» SHORT EXERCISE
Wherever the word "chevron" appears in the entries, copy the whole line.

» RAW DATA
-=-=-

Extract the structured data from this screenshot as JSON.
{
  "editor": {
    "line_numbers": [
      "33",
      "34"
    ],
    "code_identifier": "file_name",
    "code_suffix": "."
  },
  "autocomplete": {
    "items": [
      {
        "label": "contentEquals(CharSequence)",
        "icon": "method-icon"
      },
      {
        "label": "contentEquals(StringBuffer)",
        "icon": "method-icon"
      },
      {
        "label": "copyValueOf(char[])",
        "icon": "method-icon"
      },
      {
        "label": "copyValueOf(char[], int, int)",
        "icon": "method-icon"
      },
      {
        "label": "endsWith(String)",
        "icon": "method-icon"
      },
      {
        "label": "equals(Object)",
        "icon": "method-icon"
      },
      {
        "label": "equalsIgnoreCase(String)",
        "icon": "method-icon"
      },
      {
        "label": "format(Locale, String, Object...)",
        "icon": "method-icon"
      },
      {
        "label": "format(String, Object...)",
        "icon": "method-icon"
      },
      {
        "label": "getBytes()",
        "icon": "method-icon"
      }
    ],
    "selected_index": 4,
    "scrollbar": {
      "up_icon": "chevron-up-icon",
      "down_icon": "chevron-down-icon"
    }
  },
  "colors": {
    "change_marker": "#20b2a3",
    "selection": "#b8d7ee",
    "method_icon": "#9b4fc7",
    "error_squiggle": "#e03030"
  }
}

-=-=-

» ANSWER FOR THIS EXERCISE
      "up_icon": "chevron-up-icon",
      "down_icon": "chevron-down-icon"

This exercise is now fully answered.